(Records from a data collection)
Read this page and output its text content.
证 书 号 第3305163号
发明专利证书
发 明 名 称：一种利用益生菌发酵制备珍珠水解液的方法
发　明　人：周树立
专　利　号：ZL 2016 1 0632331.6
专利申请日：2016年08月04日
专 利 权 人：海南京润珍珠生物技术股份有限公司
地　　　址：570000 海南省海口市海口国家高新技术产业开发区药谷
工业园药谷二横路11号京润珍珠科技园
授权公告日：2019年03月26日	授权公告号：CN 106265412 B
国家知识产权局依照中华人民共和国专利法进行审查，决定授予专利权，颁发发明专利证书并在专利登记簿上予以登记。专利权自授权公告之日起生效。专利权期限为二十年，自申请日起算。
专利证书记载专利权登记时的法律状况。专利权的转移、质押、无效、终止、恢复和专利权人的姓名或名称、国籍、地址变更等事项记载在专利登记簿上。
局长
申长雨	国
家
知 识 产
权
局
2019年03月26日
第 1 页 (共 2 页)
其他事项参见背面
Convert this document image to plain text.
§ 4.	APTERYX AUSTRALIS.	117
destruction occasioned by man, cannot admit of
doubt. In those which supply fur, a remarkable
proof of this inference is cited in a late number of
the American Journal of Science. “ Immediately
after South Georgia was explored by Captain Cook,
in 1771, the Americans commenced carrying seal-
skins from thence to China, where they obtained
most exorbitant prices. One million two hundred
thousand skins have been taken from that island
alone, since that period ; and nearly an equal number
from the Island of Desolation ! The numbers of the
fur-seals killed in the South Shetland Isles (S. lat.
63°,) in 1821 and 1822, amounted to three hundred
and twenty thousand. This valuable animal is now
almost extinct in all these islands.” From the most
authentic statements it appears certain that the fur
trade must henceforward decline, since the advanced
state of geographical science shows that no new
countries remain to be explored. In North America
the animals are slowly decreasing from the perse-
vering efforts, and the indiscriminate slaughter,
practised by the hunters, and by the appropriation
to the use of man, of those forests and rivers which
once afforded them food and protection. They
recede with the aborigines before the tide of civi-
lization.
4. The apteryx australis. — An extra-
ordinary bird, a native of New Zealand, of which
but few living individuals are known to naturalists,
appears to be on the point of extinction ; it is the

**Work to be completed**
Write out every line of the records exactly.

**Answer to the problem**
Read this page and output its text content.
证 书 号 第3305163号
发明专利证书
发 明 名 称：一种利用益生菌发酵制备珍珠水解液的方法
发　明　人：周树立
专　利　号：ZL 2016 1 0632331.6
专利申请日：2016年08月04日
专 利 权 人：海南京润珍珠生物技术股份有限公司
地　　　址：570000 海南省海口市海口国家高新技术产业开发区药谷
工业园药谷二横路11号京润珍珠科技园
授权公告日：2019年03月26日	授权公告号：CN 106265412 B
国家知识产权局依照中华人民共和国专利法进行审查，决定授予专利权，颁发发明专利证书并在专利登记簿上予以登记。专利权自授权公告之日起生效。专利权期限为二十年，自申请日起算。
专利证书记载专利权登记时的法律状况。专利权的转移、质押、无效、终止、恢复和专利权人的姓名或名称、国籍、地址变更等事项记载在专利登记簿上。
局长
申长雨	国
家
知 识 产
权
局
2019年03月26日
第 1 页 (共 2 页)
其他事项参见背面
Convert this document image to plain text.
§ 4.	APTERYX AUSTRALIS.	117
destruction occasioned by man, cannot admit of
doubt. In those which supply fur, a remarkable
proof of this inference is cited in a late number of
the American Journal of Science. “ Immediately
after South Georgia was explored by Captain Cook,
in 1771, the Americans commenced carrying seal-
skins from thence to China, where they obtained
most exorbitant prices. One million two hundred
thousand skins have been taken from that island
alone, since that period ; and nearly an equal number
from the Island of Desolation ! The numbers of the
fur-seals killed in the South Shetland Isles (S. lat.
63°,) in 1821 and 1822, amounted to three hundred
and twenty thousand. This valuable animal is now
almost extinct in all these islands.” From the most
authentic statements it appears certain that the fur
trade must henceforward decline, since the advanced
state of geographical science shows that no new
countries remain to be explored. In North America
the animals are slowly decreasing from the perse-
vering efforts, and the indiscriminate slaughter,
practised by the hunters, and by the appropriation
to the use of man, of those forests and rivers which
once afforded them food and protection. They
recede with the aborigines before the tide of civi-
lization.
4. The apteryx australis. — An extra-
ordinary bird, a native of New Zealand, of which
but few living individuals are known to naturalists,
appears to be on the point of extinction ; it is the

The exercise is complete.